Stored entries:
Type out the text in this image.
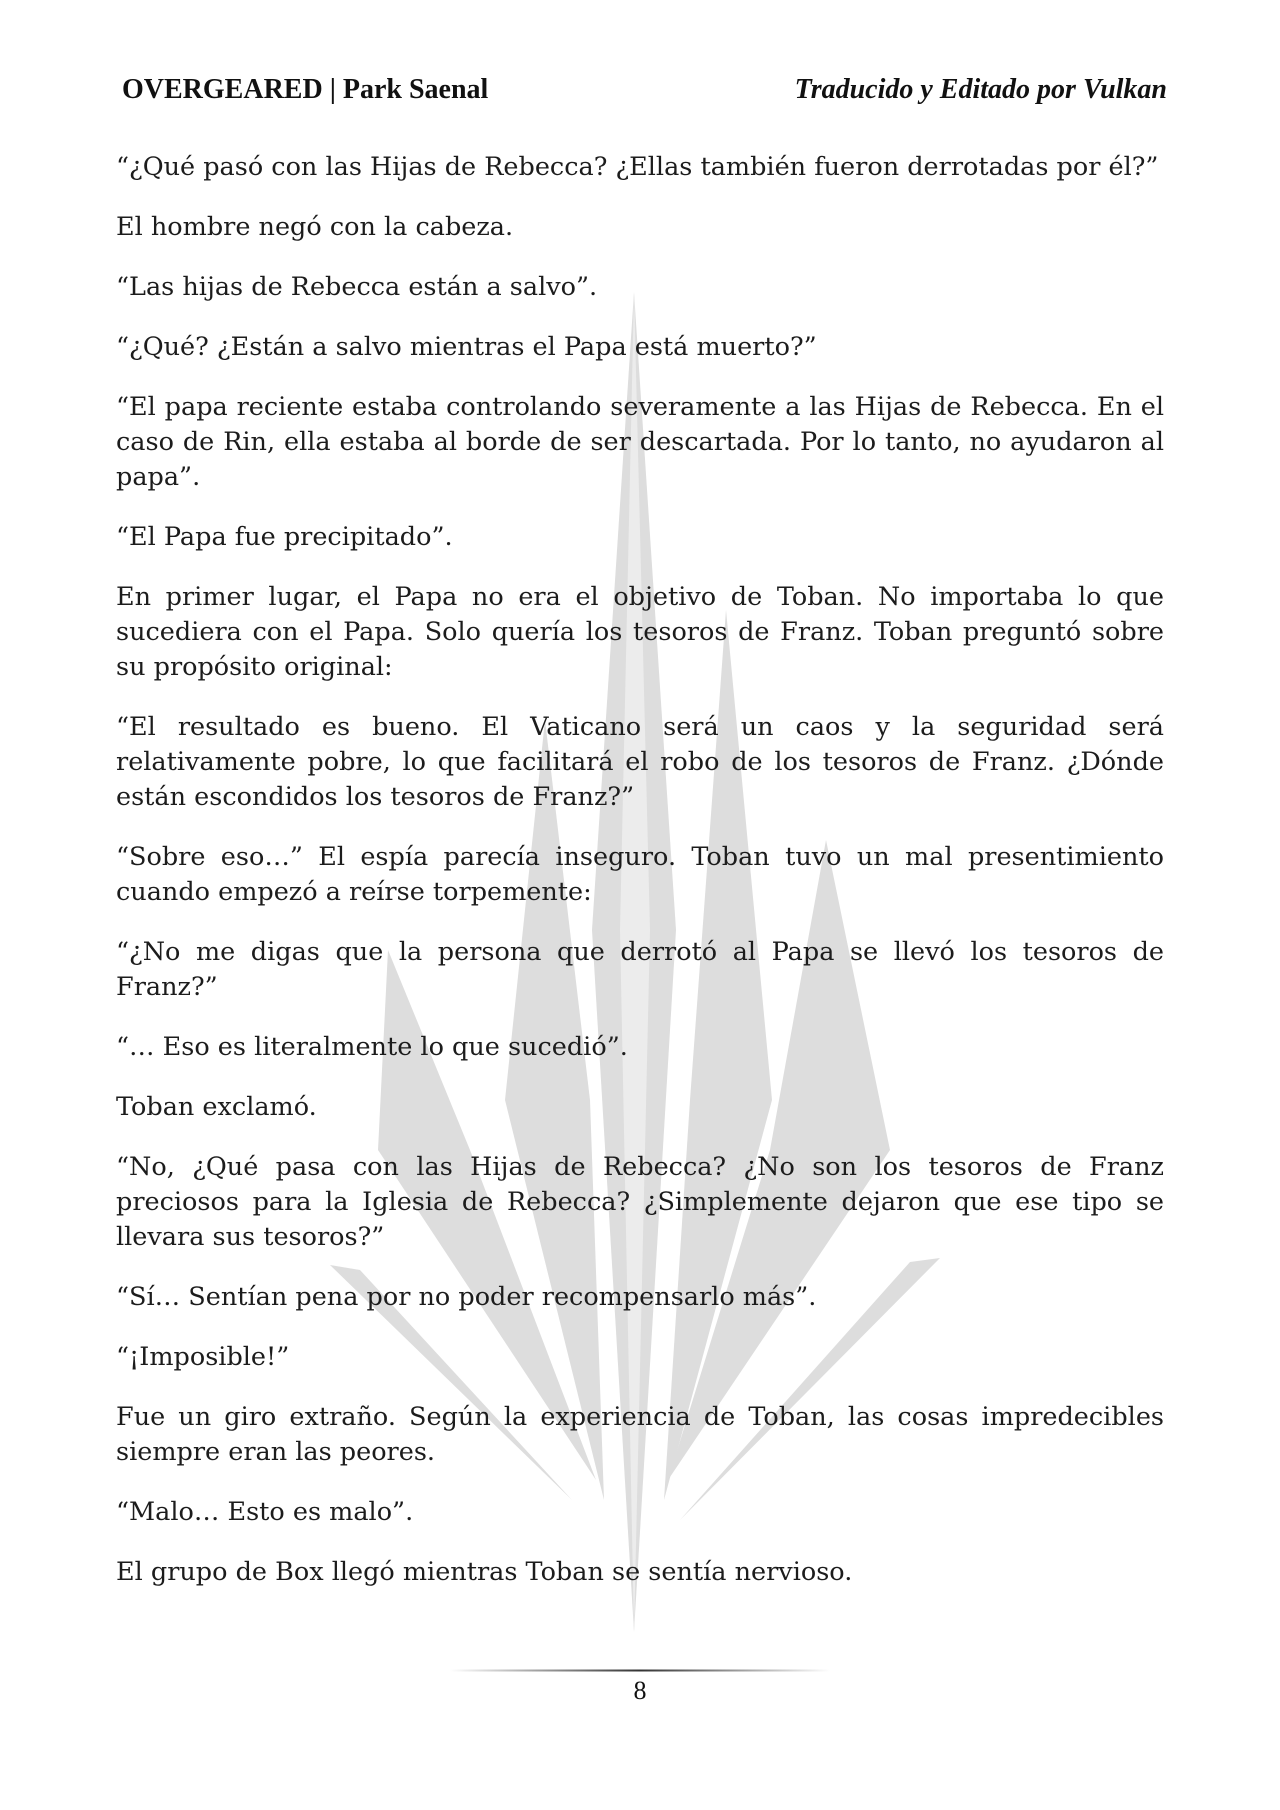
OVERGEARED | Park Saenal	Traducido y Editado por Vulkan

“¿Qué pasó con las Hijas de Rebecca? ¿Ellas también fueron derrotadas por él?”

El hombre negó con la cabeza.

“Las hijas de Rebecca están a salvo”.

“¿Qué? ¿Están a salvo mientras el Papa está muerto?”

“El papa reciente estaba controlando severamente a las Hijas de Rebecca. En el caso de Rin, ella estaba al borde de ser descartada. Por lo tanto, no ayudaron al papa”.

“El Papa fue precipitado”.

En primer lugar, el Papa no era el objetivo de Toban. No importaba lo que sucediera con el Papa. Solo quería los tesoros de Franz. Toban preguntó sobre su propósito original:

“El resultado es bueno. El Vaticano será un caos y la seguridad será relativamente pobre, lo que facilitará el robo de los tesoros de Franz. ¿Dónde están escondidos los tesoros de Franz?”

“Sobre eso…” El espía parecía inseguro. Toban tuvo un mal presentimiento cuando empezó a reírse torpemente:

“¿No me digas que la persona que derrotó al Papa se llevó los tesoros de Franz?”

“… Eso es literalmente lo que sucedió”.

Toban exclamó.

“No, ¿Qué pasa con las Hijas de Rebecca? ¿No son los tesoros de Franz preciosos para la Iglesia de Rebecca? ¿Simplemente dejaron que ese tipo se llevara sus tesoros?”

“Sí… Sentían pena por no poder recompensarlo más”.

“¡Imposible!”

Fue un giro extraño. Según la experiencia de Toban, las cosas impredecibles siempre eran las peores.

“Malo… Esto es malo”.

El grupo de Box llegó mientras Toban se sentía nervioso.

8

**Requirements:** Reproduce each line word for word and drop the pictures.

**Finished answer:**
Type out the text in this image.
OVERGEARED | Park Saenal	Traducido y Editado por Vulkan

“¿Qué pasó con las Hijas de Rebecca? ¿Ellas también fueron derrotadas por él?”

El hombre negó con la cabeza.

“Las hijas de Rebecca están a salvo”.

“¿Qué? ¿Están a salvo mientras el Papa está muerto?”

“El papa reciente estaba controlando severamente a las Hijas de Rebecca. En el caso de Rin, ella estaba al borde de ser descartada. Por lo tanto, no ayudaron al papa”.

“El Papa fue precipitado”.

En primer lugar, el Papa no era el objetivo de Toban. No importaba lo que sucediera con el Papa. Solo quería los tesoros de Franz. Toban preguntó sobre su propósito original:

“El resultado es bueno. El Vaticano será un caos y la seguridad será relativamente pobre, lo que facilitará el robo de los tesoros de Franz. ¿Dónde están escondidos los tesoros de Franz?”

“Sobre eso…” El espía parecía inseguro. Toban tuvo un mal presentimiento cuando empezó a reírse torpemente:

“¿No me digas que la persona que derrotó al Papa se llevó los tesoros de Franz?”

“… Eso es literalmente lo que sucedió”.

Toban exclamó.

“No, ¿Qué pasa con las Hijas de Rebecca? ¿No son los tesoros de Franz preciosos para la Iglesia de Rebecca? ¿Simplemente dejaron que ese tipo se llevara sus tesoros?”

“Sí… Sentían pena por no poder recompensarlo más”.

“¡Imposible!”

Fue un giro extraño. Según la experiencia de Toban, las cosas impredecibles siempre eran las peores.

“Malo… Esto es malo”.

El grupo de Box llegó mientras Toban se sentía nervioso.

8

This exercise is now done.